GIVEN DATA:
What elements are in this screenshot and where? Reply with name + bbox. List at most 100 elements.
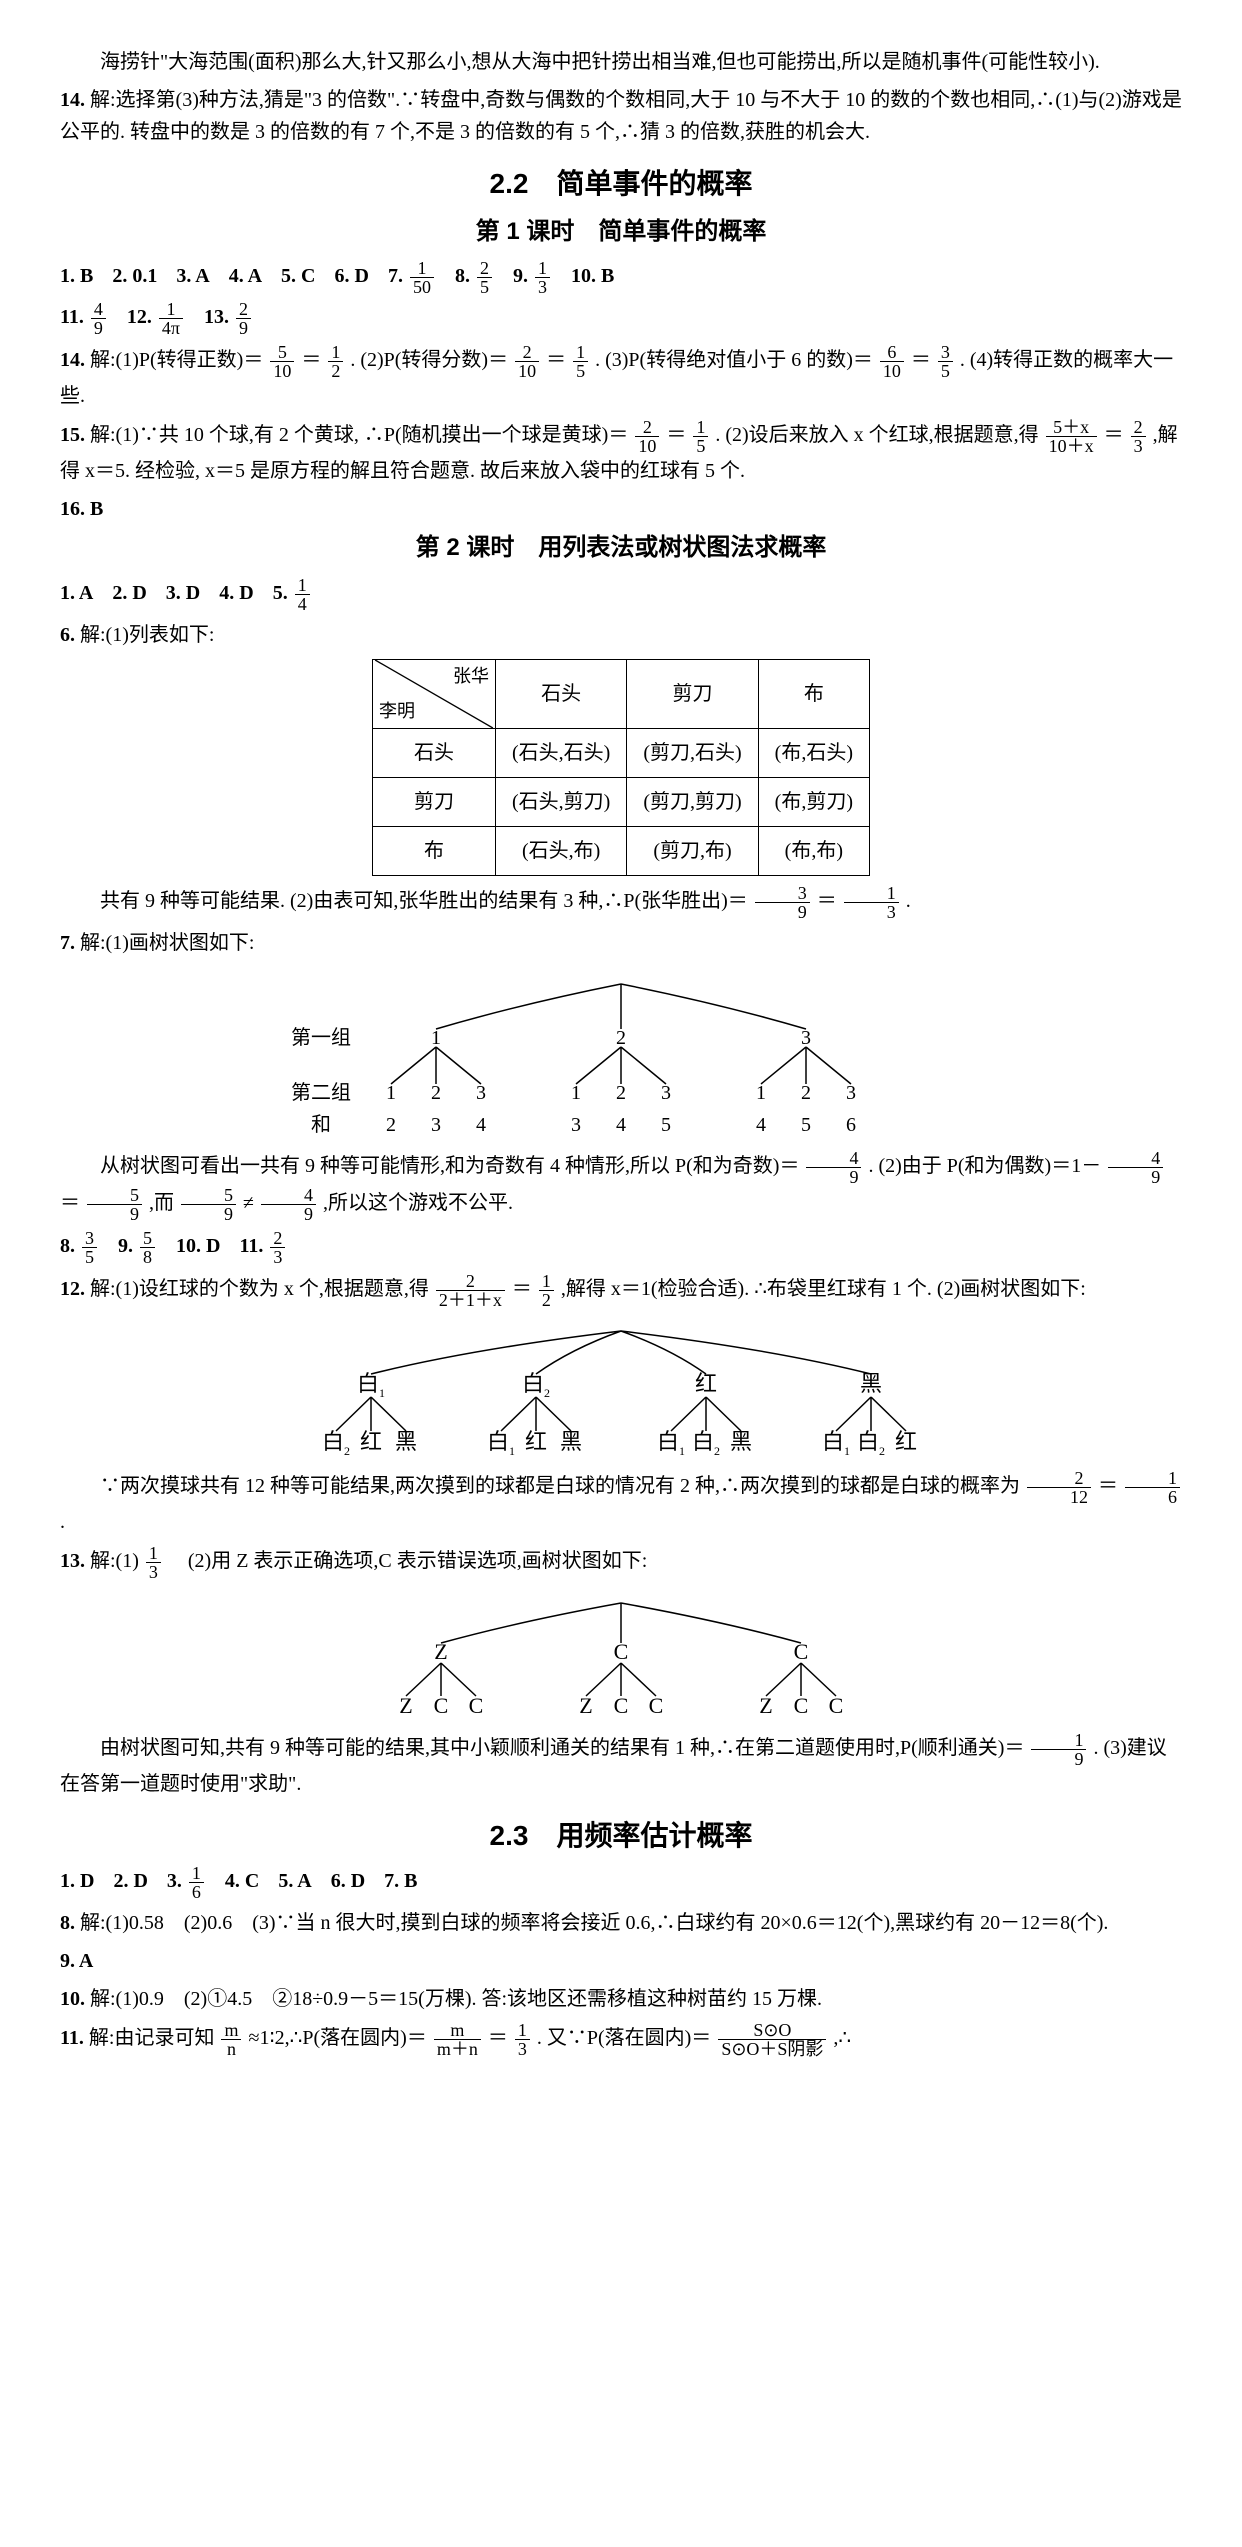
ans-1: 1. B [60,260,93,292]
n: 2 [801,1082,811,1104]
t: 解:(1)P(转得正数)＝ [90,349,263,371]
f: 3 [844,903,899,921]
l: 14. [60,349,85,371]
ans-2: 2. D [112,577,146,609]
f: 1 [1125,1469,1180,1488]
f: 9 [261,1205,316,1223]
f: m [434,2021,481,2040]
f: 5 [181,1186,236,1205]
svg-text:白1: 白1 [657,1429,685,1458]
n: 红 [360,1429,382,1454]
n: 黑 [560,1429,582,1454]
l: 8. [60,1912,75,1934]
f: 10 [880,362,904,380]
f: 1 [515,2021,530,2040]
f: 2 [477,259,492,278]
n: C [614,1639,629,1664]
s: 2 [714,1444,720,1458]
n: 白 [657,1429,679,1454]
l: 13. [60,1550,85,1572]
f: 4 [1108,1149,1163,1168]
t: . 又∵P(落在圆内)＝ [537,2027,711,2049]
f: 2 [539,1291,554,1309]
ans-1: 1. A [60,577,93,609]
s22-q7-text: 从树状图可看出一共有 9 种等可能情形,和为奇数有 4 种情形,所以 P(和为奇… [60,1149,1182,1223]
neq: ≠ [243,1192,254,1214]
table-cell: (石头,剪刀) [496,777,627,826]
svg-text:白2: 白2 [322,1429,350,1458]
n: 3 [846,1082,856,1104]
f: 3 [270,1248,285,1266]
f: 2 [236,300,251,319]
n: C [794,1639,809,1664]
f: 2＋1＋x [436,1291,505,1309]
n: 1 [386,1082,396,1104]
n: 1 [431,1027,441,1049]
t: ,解得 x＝1(检验合适). ∴布袋里红球有 1 个. (2)画树状图如下: [561,1278,1086,1300]
s: 1 [509,1444,515,1458]
n: 3 [571,1114,581,1136]
f: S⊙O [718,2021,826,2040]
t: 解:(1)∵共 10 个球,有 2 个黄球, ∴P(随机摸出一个球是黄球)＝ [90,424,628,446]
s: 2 [544,1386,550,1400]
n: 白 [487,1429,509,1454]
row-header: 布 [373,826,496,875]
s22-q13-after: 由树状图可知,共有 9 种等可能的结果,其中小颖顺利通关的结果有 1 种,∴在第… [60,1731,1182,1800]
n: 3 [431,1114,441,1136]
eq: ＝ [1104,424,1124,446]
table-cell: (石头,布) [496,826,627,875]
s22-q15: 15. 解:(1)∵共 10 个球,有 2 个黄球, ∴P(随机摸出一个球是黄球… [60,418,1182,487]
q14-label: 14. [60,89,85,111]
f: 3 [1131,437,1146,455]
n: 6 [846,1114,856,1136]
t: 解:(1)0.9 (2)①4.5 ②18÷0.9－5＝15(万棵). 答:该地区… [90,1988,822,2010]
ans-1: 1. D [60,1865,94,1897]
f: S⊙O＋S阴影 [718,2040,826,2058]
n: 黑 [730,1429,752,1454]
intro-p1: 海捞针"大海范围(面积)那么大,针又那么小,想从大海中把针捞出相当难,但也可能捞… [60,46,1182,78]
q6-table: 张华 李明 石头 剪刀 布 石头 (石头,石头) (剪刀,石头) (布,石头) … [372,659,870,876]
n: 白 [822,1429,844,1454]
f: 3 [535,278,550,296]
l: 13. [204,306,229,328]
f: 2 [635,418,659,437]
ans-9: 9. 58 [118,1229,157,1266]
t: ,所以这个游戏不公平. [323,1192,513,1214]
f: 8 [140,1248,155,1266]
n: 白 [857,1429,879,1454]
ans-5: 5. 14 [273,576,312,613]
tree-label: 和 [311,1113,331,1136]
n: 白 [322,1429,344,1454]
f: 1 [410,259,434,278]
q7-tree: 第一组 1 2 3 第二组 1 2 3 1 2 3 1 2 3 和 2 3 4 … [60,969,1182,1139]
t: . (2)由于 P(和为偶数)＝1－ [868,1155,1101,1177]
section-2-2-sub1: 第 1 课时 简单事件的概率 [60,213,1182,251]
f: 9 [236,319,251,337]
ans-8-label: 8. [455,265,470,287]
eq: ＝ [546,349,566,371]
t: 解:(1)列表如下: [80,624,214,646]
n: 4 [756,1114,766,1136]
eq: ＝ [817,890,837,912]
t: . (2)P(转得分数)＝ [350,349,508,371]
f: 2 [270,1229,285,1248]
tree-label: 第一组 [291,1026,351,1049]
ans-11: 11. 23 [239,1229,287,1266]
n: C [614,1693,629,1718]
f: 12 [1027,1488,1091,1506]
section-2-3-title: 2.3 用频率估计概率 [60,1814,1182,1859]
s: 1 [379,1386,385,1400]
section-2-2-title: 2.2 简单事件的概率 [60,162,1182,207]
q13-tree: Z C C Z C C Z C C Z C C [60,1591,1182,1721]
f: 5 [938,362,953,380]
n: 4 [616,1114,626,1136]
ans-2: 2. D [113,1865,147,1897]
t: . (3)P(转得绝对值小于 6 的数)＝ [595,349,873,371]
f: 10＋x [1046,437,1097,455]
svg-text:白2: 白2 [857,1429,885,1458]
n: 红 [895,1429,917,1454]
f: 9 [755,903,810,921]
svg-text:白2: 白2 [522,1371,550,1400]
table-cell: (布,剪刀) [758,777,869,826]
n: 3 [801,1027,811,1049]
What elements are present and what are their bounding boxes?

TASK TO COMPLETE: Arrange every line of the entries above as a numbered list, omitting blank lines and leaving the pictures out.

CORRECT OUTPUT:
1. What elements are in this screenshot and where? Reply with name + bbox. List at most 100 elements.
2. ans-1: 1. B [60,260,93,292]
3. n: 2 [801,1082,811,1104]
4. t: 解:(1)P(转得正数)＝ [90,349,263,371]
5. f: 3 [844,903,899,921]
6. l: 14. [60,349,85,371]
7. ans-2: 2. D [112,577,146,609]
8. f: 1 [1125,1469,1180,1488]
9. f: 9 [261,1205,316,1223]
10. f: m [434,2021,481,2040]
11. f: 5 [181,1186,236,1205]
12. svg-text:白1: 白1 [657,1429,685,1458]
13. n: 红 [360,1429,382,1454]
14. n: 黑 [560,1429,582,1454]
15. l: 8. [60,1912,75,1934]
16. f: 10 [880,362,904,380]
17. f: 1 [515,2021,530,2040]
18. f: 2 [477,259,492,278]
19. n: C [614,1639,629,1664]
20. s: 2 [714,1444,720,1458]
21. n: 白 [657,1429,679,1454]
22. l: 13. [60,1550,85,1572]
23. f: 4 [1108,1149,1163,1168]
24. t: . 又∵P(落在圆内)＝ [537,2027,711,2049]
25. f: 2 [539,1291,554,1309]
26. ans-1: 1. A [60,577,93,609]
27. s22-q7-text: 从树状图可看出一共有 9 种等可能情形,和为奇数有 4 种情形,所以 P(和为奇… [60,1149,1182,1223]
28. neq: ≠ [243,1192,254,1214]
29. table-cell: (石头,剪刀) [496,777,627,826]
30. svg-text:白2: 白2 [322,1429,350,1458]
31. n: 3 [846,1082,856,1104]
32. f: 3 [270,1248,285,1266]
33. f: 2 [236,300,251,319]
34. n: C [794,1639,809,1664]
35. f: 2＋1＋x [436,1291,505,1309]
36. n: 1 [386,1082,396,1104]
37. n: 1 [431,1027,441,1049]
38. t: ,解得 x＝1(检验合适). ∴布袋里红球有 1 个. (2)画树状图如下: [561,1278,1086,1300]
39. s: 1 [509,1444,515,1458]
40. n: 3 [571,1114,581,1136]
41. f: S⊙O [718,2021,826,2040]
42. t: 解:(1)∵共 10 个球,有 2 个黄球, ∴P(随机摸出一个球是黄球)＝ [90,424,628,446]
43. s: 2 [544,1386,550,1400]
44. n: 白 [487,1429,509,1454]
45. row-header: 布 [373,826,496,875]
46. s22-q13-after: 由树状图可知,共有 9 种等可能的结果,其中小颖顺利通关的结果有 1 种,∴在第… [60,1731,1182,1800]
47. n: 3 [431,1114,441,1136]
48. eq: ＝ [1104,424,1124,446]
49. table-cell: (石头,布) [496,826,627,875]
50. s22-q15: 15. 解:(1)∵共 10 个球,有 2 个黄球, ∴P(随机摸出一个球是黄球… [60,418,1182,487]
51. q14-label: 14. [60,89,85,111]
52. f: 3 [1131,437,1146,455]
53. n: 6 [846,1114,856,1136]
54. t: 解:(1)0.9 (2)①4.5 ②18÷0.9－5＝15(万棵). 答:该地区… [90,1988,822,2010]
55. ans-1: 1. D [60,1865,94,1897]
56. f: S⊙O＋S阴影 [718,2040,826,2058]
57. n: 黑 [730,1429,752,1454]
58. intro-p1: 海捞针"大海范围(面积)那么大,针又那么小,想从大海中把针捞出相当难,但也可能捞… [60,46,1182,78]
59. q6-table: 张华 李明 石头 剪刀 布 石头 (石头,石头) (剪刀,石头) (布,石头) … [372,659,870,876]
60. n: 白 [822,1429,844,1454]
61. f: 3 [535,278,550,296]
62. l: 13. [204,306,229,328]
63. f: 2 [635,418,659,437]
64. ans-9: 9. 58 [118,1229,157,1266]
65. t: ,所以这个游戏不公平. [323,1192,513,1214]
66. f: 8 [140,1248,155,1266]
67. n: 白 [857,1429,879,1454]
68. ans-5: 5. 14 [273,576,312,613]
69. tree-label: 和 [311,1113,331,1136]
70. n: 白 [322,1429,344,1454]
71. f: 1 [410,259,434,278]
72. q7-tree: 第一组 1 2 3 第二组 1 2 3 1 2 3 1 2 3 和 2 3 4 … [60,969,1182,1139]
73. t: . (2)由于 P(和为偶数)＝1－ [868,1155,1101,1177]
74. section-2-2-sub1: 第 1 课时 简单事件的概率 [60,213,1182,251]
75. f: 9 [236,319,251,337]
76. ans-8-label: 8. [455,265,470,287]
77. eq: ＝ [546,349,566,371]
78. t: 解:(1)列表如下: [80,624,214,646]
79. n: 4 [756,1114,766,1136]
80. eq: ＝ [817,890,837,912]
81. t: . (2)P(转得分数)＝ [350,349,508,371]
82. f: 2 [270,1229,285,1248]
83. tree-label: 第一组 [291,1026,351,1049]
84. ans-11: 11. 23 [239,1229,287,1266]
85. n: C [614,1693,629,1718]
86. f: 12 [1027,1488,1091,1506]
87. section-2-3-title: 2.3 用频率估计概率 [60,1814,1182,1859]
88. s: 1 [379,1386,385,1400]
89. section-2-2-title: 2.2 简单事件的概率 [60,162,1182,207]
90. q13-tree: Z C C Z C C Z C C Z C C [60,1591,1182,1721]
91. f: 5 [938,362,953,380]
92. n: 4 [616,1114,626,1136]
93. ans-2: 2. D [113,1865,147,1897]
94. t: . (3)P(转得绝对值小于 6 的数)＝ [595,349,873,371]
95. f: 10＋x [1046,437,1097,455]
96. svg-text:白2: 白2 [857,1429,885,1458]
97. n: 红 [895,1429,917,1454]
98. f: 9 [755,903,810,921]
99. svg-text:白2: 白2 [522,1371,550,1400]
100. table-cell: (布,剪刀) [758,777,869,826]
101. n: 3 [801,1027,811,1049]
102. What elements are present and what are their bounding boxes?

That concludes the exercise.